Exercise instructions:
Collect every line of the records below that contains the word "floor".

Supplied material:

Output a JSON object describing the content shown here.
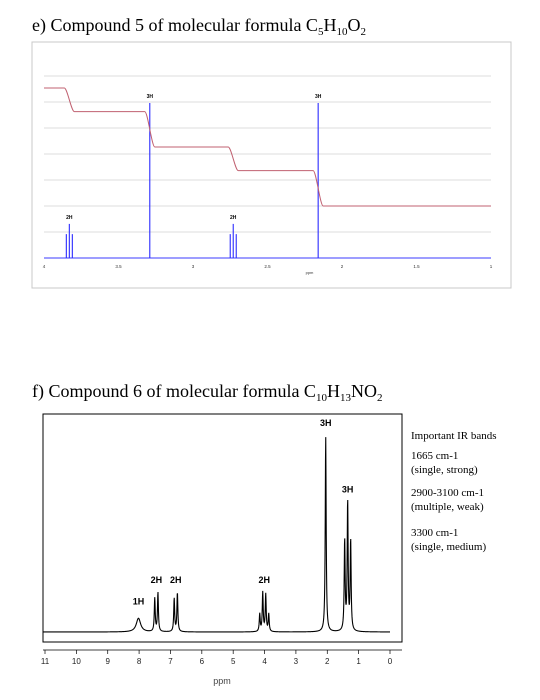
{
  "compound_e": {
    "label_prefix": "e) Compound 5 of molecular formula C",
    "c_sub": "5",
    "h": "H",
    "h_sub": "10",
    "o": "O",
    "o_sub": "2"
  },
  "compound_f": {
    "label_prefix": "f) Compound 6 of molecular formula C",
    "c_sub": "10",
    "h": "H",
    "h_sub": "13",
    "no": "NO",
    "o_sub": "2"
  },
  "ir": {
    "title": "Important IR bands",
    "bands": [
      {
        "value": "1665 cm-1",
        "desc": "(single, strong)"
      },
      {
        "value": "2900-3100 cm-1",
        "desc": "(multiple, weak)"
      },
      {
        "value": "3300 cm-1",
        "desc": "(single, medium)"
      }
    ]
  },
  "chart_data": [
    {
      "type": "nmr-spectrum",
      "xlim": [
        4,
        1
      ],
      "xlabel": "ppm",
      "ticks": [
        "4",
        "3.5",
        "3",
        "2.5",
        "2",
        "1.5",
        "1"
      ],
      "tick_values": [
        4,
        3.5,
        3,
        2.5,
        2,
        1.5,
        1
      ],
      "peaks": [
        {
          "ppm": 3.83,
          "label": "2H",
          "height": 0.22,
          "multiplicity": "triplet"
        },
        {
          "ppm": 3.29,
          "label": "3H",
          "height": 1.0,
          "multiplicity": "singlet"
        },
        {
          "ppm": 2.73,
          "label": "2H",
          "height": 0.22,
          "multiplicity": "triplet"
        },
        {
          "ppm": 2.16,
          "label": "3H",
          "height": 1.0,
          "multiplicity": "singlet"
        }
      ]
    },
    {
      "type": "nmr-spectrum",
      "xlim": [
        11,
        0
      ],
      "xlabel": "ppm",
      "ticks": [
        "11",
        "10",
        "9",
        "8",
        "7",
        "6",
        "5",
        "4",
        "3",
        "2",
        "1",
        "0"
      ],
      "tick_values": [
        11,
        10,
        9,
        8,
        7,
        6,
        5,
        4,
        3,
        2,
        1,
        0
      ],
      "peaks": [
        {
          "ppm": 8.02,
          "label": "1H",
          "height": 0.07,
          "multiplicity": "broad"
        },
        {
          "ppm": 7.45,
          "label": "2H",
          "height": 0.2,
          "multiplicity": "doublet"
        },
        {
          "ppm": 6.83,
          "label": "2H",
          "height": 0.2,
          "multiplicity": "doublet"
        },
        {
          "ppm": 4.01,
          "label": "2H",
          "height": 0.2,
          "multiplicity": "quartet"
        },
        {
          "ppm": 2.05,
          "label": "3H",
          "height": 1.0,
          "multiplicity": "singlet"
        },
        {
          "ppm": 1.35,
          "label": "3H",
          "height": 0.66,
          "multiplicity": "triplet"
        }
      ]
    }
  ]
}
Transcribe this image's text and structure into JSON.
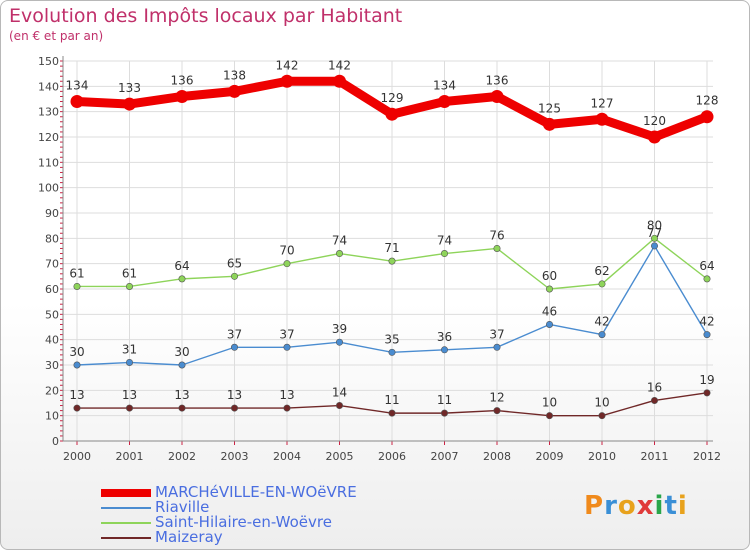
{
  "header": {
    "title": "Evolution des Impôts locaux par Habitant",
    "subtitle": "(en € et par an)"
  },
  "logo": {
    "text": "Proxiti",
    "colors": [
      "#f08a1c",
      "#3a8fd6",
      "#e8a21c",
      "#e03a3a",
      "#2aa64a",
      "#3a8fd6",
      "#e8a21c"
    ]
  },
  "chart_data": {
    "type": "line",
    "title": "Evolution des Impôts locaux par Habitant",
    "subtitle": "(en € et par an)",
    "xlabel": "",
    "ylabel": "",
    "ylim": [
      0,
      150
    ],
    "yticks": [
      0,
      10,
      20,
      30,
      40,
      50,
      60,
      70,
      80,
      90,
      100,
      110,
      120,
      130,
      140,
      150
    ],
    "grid": true,
    "legend_position": "bottom-left",
    "categories": [
      "2000",
      "2001",
      "2002",
      "2003",
      "2004",
      "2005",
      "2006",
      "2007",
      "2008",
      "2009",
      "2010",
      "2011",
      "2012"
    ],
    "series": [
      {
        "name": "MARCHéVILLE-EN-WOëVRE",
        "color": "#ee0000",
        "emphasis": "thick",
        "values": [
          134,
          133,
          136,
          138,
          142,
          142,
          129,
          134,
          136,
          125,
          127,
          120,
          128
        ]
      },
      {
        "name": "Riaville",
        "color": "#4a8cd0",
        "emphasis": "thin",
        "values": [
          30,
          31,
          30,
          37,
          37,
          39,
          35,
          36,
          37,
          46,
          42,
          77,
          42
        ]
      },
      {
        "name": "Saint-Hilaire-en-Woëvre",
        "color": "#8ed45a",
        "emphasis": "thin",
        "values": [
          61,
          61,
          64,
          65,
          70,
          74,
          71,
          74,
          76,
          60,
          62,
          80,
          64
        ]
      },
      {
        "name": "Maizeray",
        "color": "#702828",
        "emphasis": "thin",
        "values": [
          13,
          13,
          13,
          13,
          13,
          14,
          11,
          11,
          12,
          10,
          10,
          16,
          19
        ]
      }
    ],
    "data_labels": {
      "MARCHéVILLE-EN-WOëVRE": [
        "134",
        "133",
        "136",
        "138",
        "142",
        "142",
        "129",
        "134",
        "136",
        "125",
        "127",
        "120",
        "128"
      ],
      "Riaville": [
        "30",
        "31",
        "30",
        "37",
        "37",
        "39",
        "35",
        "36",
        "37",
        "46",
        "42",
        "77",
        "42"
      ],
      "Saint-Hilaire-en-Woëvre": [
        "61",
        "61",
        "64",
        "65",
        "70",
        "74",
        "71",
        "74",
        "76",
        "60",
        "62",
        "80",
        "64"
      ],
      "Maizeray": [
        "13",
        "13",
        "13",
        "13",
        "13",
        "14",
        "11",
        "11",
        "12",
        "10",
        "10",
        "16",
        "19"
      ]
    }
  }
}
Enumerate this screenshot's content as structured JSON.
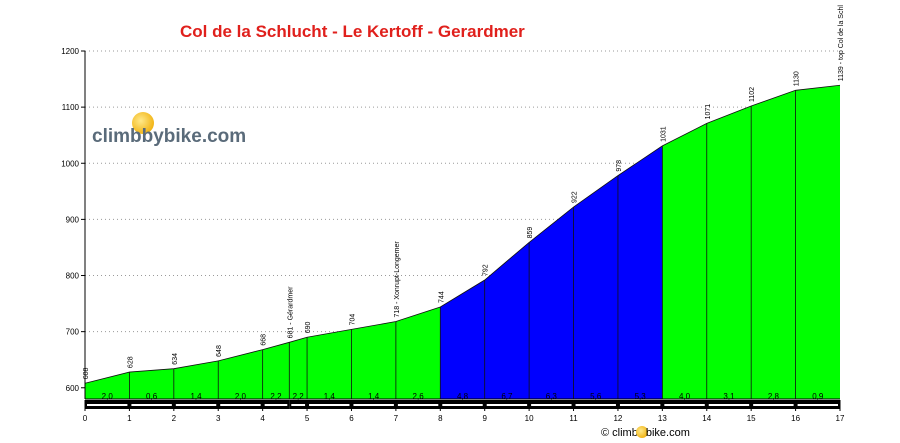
{
  "title": "Col de la Schlucht - Le Kertoff - Gerardmer",
  "logo": {
    "text": "climbbybike.com",
    "icon": "lightbulb-icon"
  },
  "footer": {
    "symbol": "©",
    "text_before": "climb",
    "text_after": "bike.com",
    "icon": "lightbulb-icon"
  },
  "colors": {
    "green": "#00ff00",
    "blue": "#0000ff",
    "title": "#e0201c"
  },
  "chart_data": {
    "type": "area",
    "title": "Col de la Schlucht - Le Kertoff - Gerardmer",
    "xlim": [
      0,
      17
    ],
    "ylim": [
      580,
      1200
    ],
    "x_ticks": [
      0,
      1,
      2,
      3,
      4,
      5,
      6,
      7,
      8,
      9,
      10,
      11,
      12,
      13,
      14,
      15,
      16,
      17
    ],
    "y_ticks": [
      600,
      700,
      800,
      900,
      1000,
      1100,
      1200
    ],
    "grid": "horizontal dotted",
    "points": [
      {
        "x": 0,
        "y": 608,
        "label": "608"
      },
      {
        "x": 1,
        "y": 628,
        "label": "628"
      },
      {
        "x": 2,
        "y": 634,
        "label": "634"
      },
      {
        "x": 3,
        "y": 648,
        "label": "648"
      },
      {
        "x": 4,
        "y": 668,
        "label": "668"
      },
      {
        "x": 4.6,
        "y": 681,
        "label": "681 - Gérardmer"
      },
      {
        "x": 5,
        "y": 690,
        "label": "690"
      },
      {
        "x": 6,
        "y": 704,
        "label": "704"
      },
      {
        "x": 7,
        "y": 718,
        "label": "718 - Xonrupt-Longemer"
      },
      {
        "x": 8,
        "y": 744,
        "label": "744"
      },
      {
        "x": 9,
        "y": 792,
        "label": "792"
      },
      {
        "x": 10,
        "y": 859,
        "label": "859"
      },
      {
        "x": 11,
        "y": 922,
        "label": "922"
      },
      {
        "x": 12,
        "y": 978,
        "label": "978"
      },
      {
        "x": 13,
        "y": 1031,
        "label": "1031"
      },
      {
        "x": 14,
        "y": 1071,
        "label": "1071"
      },
      {
        "x": 15,
        "y": 1102,
        "label": "1102"
      },
      {
        "x": 16,
        "y": 1130,
        "label": "1130"
      },
      {
        "x": 17,
        "y": 1139,
        "label": "1139 - top Col de la Schl"
      }
    ],
    "segments": [
      {
        "from": 0,
        "to": 1,
        "grade": "2,0",
        "color": "green"
      },
      {
        "from": 1,
        "to": 2,
        "grade": "0,6",
        "color": "green"
      },
      {
        "from": 2,
        "to": 3,
        "grade": "1,4",
        "color": "green"
      },
      {
        "from": 3,
        "to": 4,
        "grade": "2,0",
        "color": "green"
      },
      {
        "from": 4,
        "to": 4.6,
        "grade": "2,2",
        "color": "green"
      },
      {
        "from": 4.6,
        "to": 5,
        "grade": "2,2",
        "color": "green"
      },
      {
        "from": 5,
        "to": 6,
        "grade": "1,4",
        "color": "green"
      },
      {
        "from": 6,
        "to": 7,
        "grade": "1,4",
        "color": "green"
      },
      {
        "from": 7,
        "to": 8,
        "grade": "2,6",
        "color": "green"
      },
      {
        "from": 8,
        "to": 9,
        "grade": "4,8",
        "color": "blue"
      },
      {
        "from": 9,
        "to": 10,
        "grade": "6,7",
        "color": "blue"
      },
      {
        "from": 10,
        "to": 11,
        "grade": "6,3",
        "color": "blue"
      },
      {
        "from": 11,
        "to": 12,
        "grade": "5,6",
        "color": "blue"
      },
      {
        "from": 12,
        "to": 13,
        "grade": "5,3",
        "color": "blue"
      },
      {
        "from": 13,
        "to": 14,
        "grade": "4,0",
        "color": "green"
      },
      {
        "from": 14,
        "to": 15,
        "grade": "3,1",
        "color": "green"
      },
      {
        "from": 15,
        "to": 16,
        "grade": "2,8",
        "color": "green"
      },
      {
        "from": 16,
        "to": 17,
        "grade": "0,9",
        "color": "green"
      }
    ]
  }
}
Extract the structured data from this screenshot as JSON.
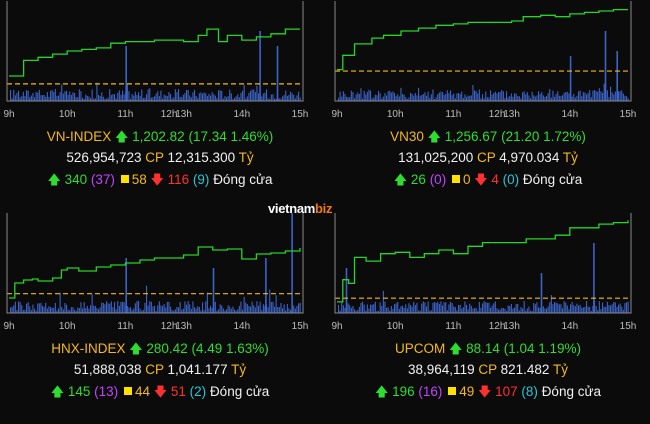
{
  "brand": {
    "main": "vietnam",
    "accent": "biz"
  },
  "colors": {
    "price_line": "#27d427",
    "reference_line": "#f3b81b",
    "volume_bar": "#3b63c8",
    "frame": "#8a8a8a",
    "up": "#2fdc2f",
    "down": "#ff3030",
    "ceiling": "#c044ff",
    "floor": "#23c8d6",
    "unchanged": "#ffe000"
  },
  "panels": [
    {
      "name": "VN-INDEX",
      "value": "1,202.82",
      "change": "(17.34 1.46%)",
      "volume": "526,954,723",
      "cp_label": "CP",
      "turnover": "12,315.300",
      "currency": "Tỷ",
      "advancers": "340",
      "ceiling": "(37)",
      "unchanged": "58",
      "decliners": "116",
      "floor": "(9)",
      "status": "Đóng cửa"
    },
    {
      "name": "VN30",
      "value": "1,256.67",
      "change": "(21.20 1.72%)",
      "volume": "131,025,200",
      "cp_label": "CP",
      "turnover": "4,970.034",
      "currency": "Tỷ",
      "advancers": "26",
      "ceiling": "(0)",
      "unchanged": "0",
      "decliners": "4",
      "floor": "(0)",
      "status": "Đóng cửa"
    },
    {
      "name": "HNX-INDEX",
      "value": "280.42",
      "change": "(4.49 1.63%)",
      "volume": "51,888,038",
      "cp_label": "CP",
      "turnover": "1,041.177",
      "currency": "Tỷ",
      "advancers": "145",
      "ceiling": "(13)",
      "unchanged": "44",
      "decliners": "51",
      "floor": "(2)",
      "status": "Đóng cửa"
    },
    {
      "name": "UPCOM",
      "value": "88.14",
      "change": "(1.04 1.19%)",
      "volume": "38,964,119",
      "cp_label": "CP",
      "turnover": "821.482",
      "currency": "Tỷ",
      "advancers": "196",
      "ceiling": "(16)",
      "unchanged": "49",
      "decliners": "107",
      "floor": "(8)",
      "status": "Đóng cửa"
    }
  ],
  "chart_data": [
    {
      "type": "line",
      "title": "VN-INDEX",
      "x_ticks": [
        "9h",
        "10h",
        "11h",
        "12h",
        "13h",
        "14h",
        "15h"
      ],
      "x": [
        9.0,
        9.25,
        9.5,
        9.75,
        10.0,
        10.25,
        10.5,
        10.75,
        11.0,
        11.25,
        11.5,
        13.0,
        13.25,
        13.4,
        13.6,
        13.75,
        14.0,
        14.25,
        14.5,
        14.75,
        15.0
      ],
      "values": [
        1188,
        1193,
        1194,
        1195,
        1196,
        1196.5,
        1197,
        1198.5,
        1199,
        1199,
        1199.5,
        1199,
        1201,
        1203,
        1199,
        1201,
        1199.5,
        1200.5,
        1201.5,
        1203,
        1203
      ],
      "reference": 1185.48,
      "ylim": [
        1180,
        1212
      ],
      "volume_spikes": [
        {
          "x": 11.0,
          "v": 0.55
        },
        {
          "x": 14.3,
          "v": 0.7
        },
        {
          "x": 14.6,
          "v": 0.55
        }
      ]
    },
    {
      "type": "line",
      "title": "VN30",
      "x_ticks": [
        "9h",
        "10h",
        "11h",
        "12h",
        "13h",
        "14h",
        "15h"
      ],
      "x": [
        9.0,
        9.1,
        9.3,
        9.6,
        9.8,
        10.1,
        10.4,
        10.7,
        11.0,
        11.25,
        11.5,
        13.0,
        13.2,
        13.5,
        13.75,
        14.0,
        14.25,
        14.5,
        14.75,
        15.0
      ],
      "values": [
        1236,
        1241,
        1245,
        1247,
        1248,
        1249.5,
        1250.5,
        1251.5,
        1252,
        1252.5,
        1252.5,
        1253,
        1254.5,
        1255,
        1254.5,
        1255.5,
        1256,
        1256.5,
        1257,
        1257
      ],
      "reference": 1235.47,
      "ylim": [
        1225,
        1260
      ],
      "volume_spikes": [
        {
          "x": 14.0,
          "v": 0.45
        },
        {
          "x": 14.6,
          "v": 0.7
        },
        {
          "x": 14.8,
          "v": 0.5
        }
      ]
    },
    {
      "type": "line",
      "title": "HNX-INDEX",
      "x_ticks": [
        "9h",
        "10h",
        "11h",
        "12h",
        "13h",
        "14h",
        "15h"
      ],
      "x": [
        9.0,
        9.1,
        9.25,
        9.4,
        9.5,
        9.75,
        9.9,
        10.0,
        10.2,
        10.5,
        10.75,
        11.0,
        11.25,
        11.5,
        13.0,
        13.25,
        13.5,
        13.75,
        14.0,
        14.25,
        14.5,
        14.75,
        15.0
      ],
      "values": [
        275.5,
        277,
        277.3,
        277.4,
        277.2,
        277.5,
        278.3,
        278.5,
        278.2,
        278.6,
        278.8,
        279,
        279.3,
        279.5,
        279.8,
        280.6,
        280.3,
        280.4,
        279.4,
        279.9,
        280,
        280.2,
        280.5
      ],
      "reference": 275.93,
      "ylim": [
        274,
        284
      ],
      "volume_spikes": [
        {
          "x": 11.0,
          "v": 0.55
        },
        {
          "x": 13.5,
          "v": 0.45
        },
        {
          "x": 14.4,
          "v": 0.55
        },
        {
          "x": 14.85,
          "v": 1.0
        }
      ]
    },
    {
      "type": "line",
      "title": "UPCOM",
      "x_ticks": [
        "9h",
        "10h",
        "11h",
        "12h",
        "13h",
        "14h",
        "15h"
      ],
      "x": [
        9.0,
        9.1,
        9.2,
        9.3,
        9.5,
        9.75,
        10.0,
        10.25,
        10.5,
        10.75,
        11.0,
        11.25,
        11.5,
        13.0,
        13.25,
        13.5,
        13.75,
        14.0,
        14.25,
        14.5,
        14.75,
        15.0
      ],
      "values": [
        87.05,
        87.35,
        87.3,
        87.65,
        87.6,
        87.7,
        87.72,
        87.65,
        87.7,
        87.75,
        87.7,
        87.8,
        87.85,
        87.85,
        87.9,
        87.9,
        87.95,
        88.05,
        88.05,
        88.1,
        88.12,
        88.15
      ],
      "reference": 87.1,
      "ylim": [
        86.9,
        88.25
      ],
      "volume_spikes": [
        {
          "x": 9.15,
          "v": 0.45
        },
        {
          "x": 13.5,
          "v": 0.4
        },
        {
          "x": 14.4,
          "v": 0.7
        }
      ]
    }
  ]
}
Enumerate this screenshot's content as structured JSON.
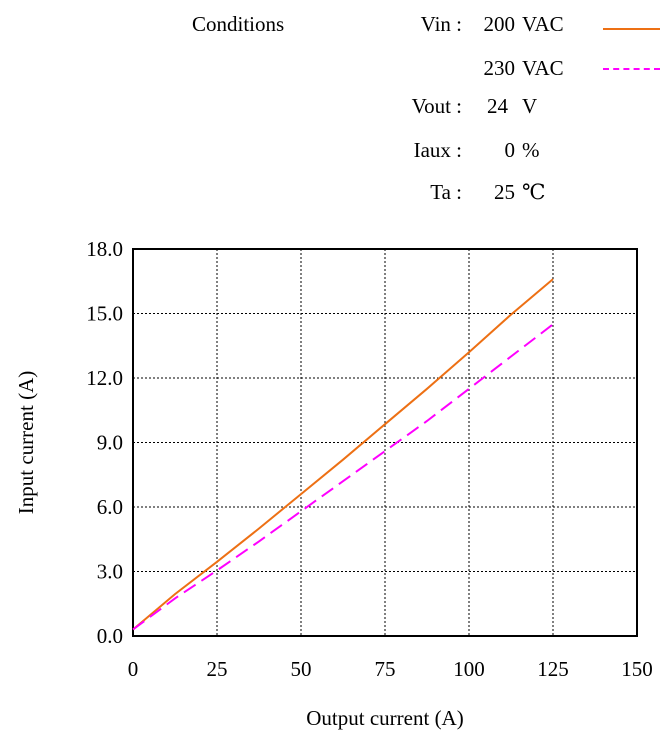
{
  "conditions": {
    "heading": "Conditions",
    "vin_label": "Vin :",
    "vin_values": [
      {
        "value": "200",
        "unit": "VAC"
      },
      {
        "value": "230",
        "unit": "VAC"
      }
    ],
    "vout_label": "Vout :",
    "vout_value": "24",
    "vout_unit": "V",
    "iaux_label": "Iaux :",
    "iaux_value": "0",
    "iaux_unit": "%",
    "ta_label": "Ta :",
    "ta_value": "25",
    "ta_unit": "℃"
  },
  "chart_data": {
    "type": "line",
    "title": "",
    "xlabel": "Output current (A)",
    "ylabel": "Input current (A)",
    "xlim": [
      0,
      150
    ],
    "ylim": [
      0,
      18
    ],
    "xticks": [
      "0",
      "25",
      "50",
      "75",
      "100",
      "125",
      "150"
    ],
    "yticks": [
      "0.0",
      "3.0",
      "6.0",
      "9.0",
      "12.0",
      "15.0",
      "18.0"
    ],
    "grid": true,
    "series": [
      {
        "color": "#ed7014",
        "dash": "solid",
        "x": [
          0,
          12.5,
          25,
          37.5,
          50,
          62.5,
          75,
          87.5,
          100,
          112.5,
          125
        ],
        "y": [
          0.3,
          1.95,
          3.45,
          5.0,
          6.6,
          8.2,
          9.85,
          11.5,
          13.2,
          14.95,
          16.6
        ]
      },
      {
        "color": "#ff00ff",
        "dash": "dashed",
        "x": [
          0,
          12.5,
          25,
          37.5,
          50,
          62.5,
          75,
          87.5,
          100,
          112.5,
          125
        ],
        "y": [
          0.3,
          1.75,
          3.05,
          4.4,
          5.8,
          7.2,
          8.6,
          10.0,
          11.5,
          13.0,
          14.5
        ]
      }
    ]
  }
}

Task answer:
    "floor": "#23c8d6",
      "floor": "(9)",
      "floor": "(0)",
      "floor": "(2)",
      "floor": "(8)",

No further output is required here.